Copy out each line containing "JSON" from the entries below.

═══ Stored rows ═══

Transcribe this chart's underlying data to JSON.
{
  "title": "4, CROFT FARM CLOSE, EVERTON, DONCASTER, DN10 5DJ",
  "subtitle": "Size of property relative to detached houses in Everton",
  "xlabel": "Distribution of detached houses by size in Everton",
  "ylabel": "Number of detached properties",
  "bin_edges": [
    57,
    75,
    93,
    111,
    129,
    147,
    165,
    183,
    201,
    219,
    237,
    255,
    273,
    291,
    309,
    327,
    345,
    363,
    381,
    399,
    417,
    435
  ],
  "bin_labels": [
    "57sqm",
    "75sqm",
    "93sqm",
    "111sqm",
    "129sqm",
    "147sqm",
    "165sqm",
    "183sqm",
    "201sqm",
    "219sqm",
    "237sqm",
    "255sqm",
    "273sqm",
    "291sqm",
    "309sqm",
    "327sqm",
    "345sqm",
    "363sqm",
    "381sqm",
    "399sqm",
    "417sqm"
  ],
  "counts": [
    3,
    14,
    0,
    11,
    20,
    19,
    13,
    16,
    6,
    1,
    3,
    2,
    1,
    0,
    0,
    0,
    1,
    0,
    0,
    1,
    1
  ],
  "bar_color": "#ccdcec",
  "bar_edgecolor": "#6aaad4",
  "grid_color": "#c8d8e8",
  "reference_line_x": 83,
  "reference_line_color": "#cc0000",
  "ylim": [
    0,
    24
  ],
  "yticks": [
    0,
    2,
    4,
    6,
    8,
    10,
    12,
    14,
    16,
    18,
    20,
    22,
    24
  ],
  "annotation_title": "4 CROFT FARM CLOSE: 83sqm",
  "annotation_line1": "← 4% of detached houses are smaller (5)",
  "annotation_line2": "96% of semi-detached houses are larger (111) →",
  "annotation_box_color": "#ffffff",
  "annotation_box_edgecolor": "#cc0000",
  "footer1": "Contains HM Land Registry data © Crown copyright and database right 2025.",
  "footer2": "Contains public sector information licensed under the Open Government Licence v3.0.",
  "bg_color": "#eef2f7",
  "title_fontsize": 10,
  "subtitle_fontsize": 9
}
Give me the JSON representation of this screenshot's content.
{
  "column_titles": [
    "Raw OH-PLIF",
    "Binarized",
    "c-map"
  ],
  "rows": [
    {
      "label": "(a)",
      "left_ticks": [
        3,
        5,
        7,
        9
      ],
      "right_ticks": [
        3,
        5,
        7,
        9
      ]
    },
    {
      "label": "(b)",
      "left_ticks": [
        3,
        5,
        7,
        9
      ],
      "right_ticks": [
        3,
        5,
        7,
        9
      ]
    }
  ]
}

═══

## The result
Transcribe this chart's underlying data to JSON.
Give me the JSON representation of this screenshot's content.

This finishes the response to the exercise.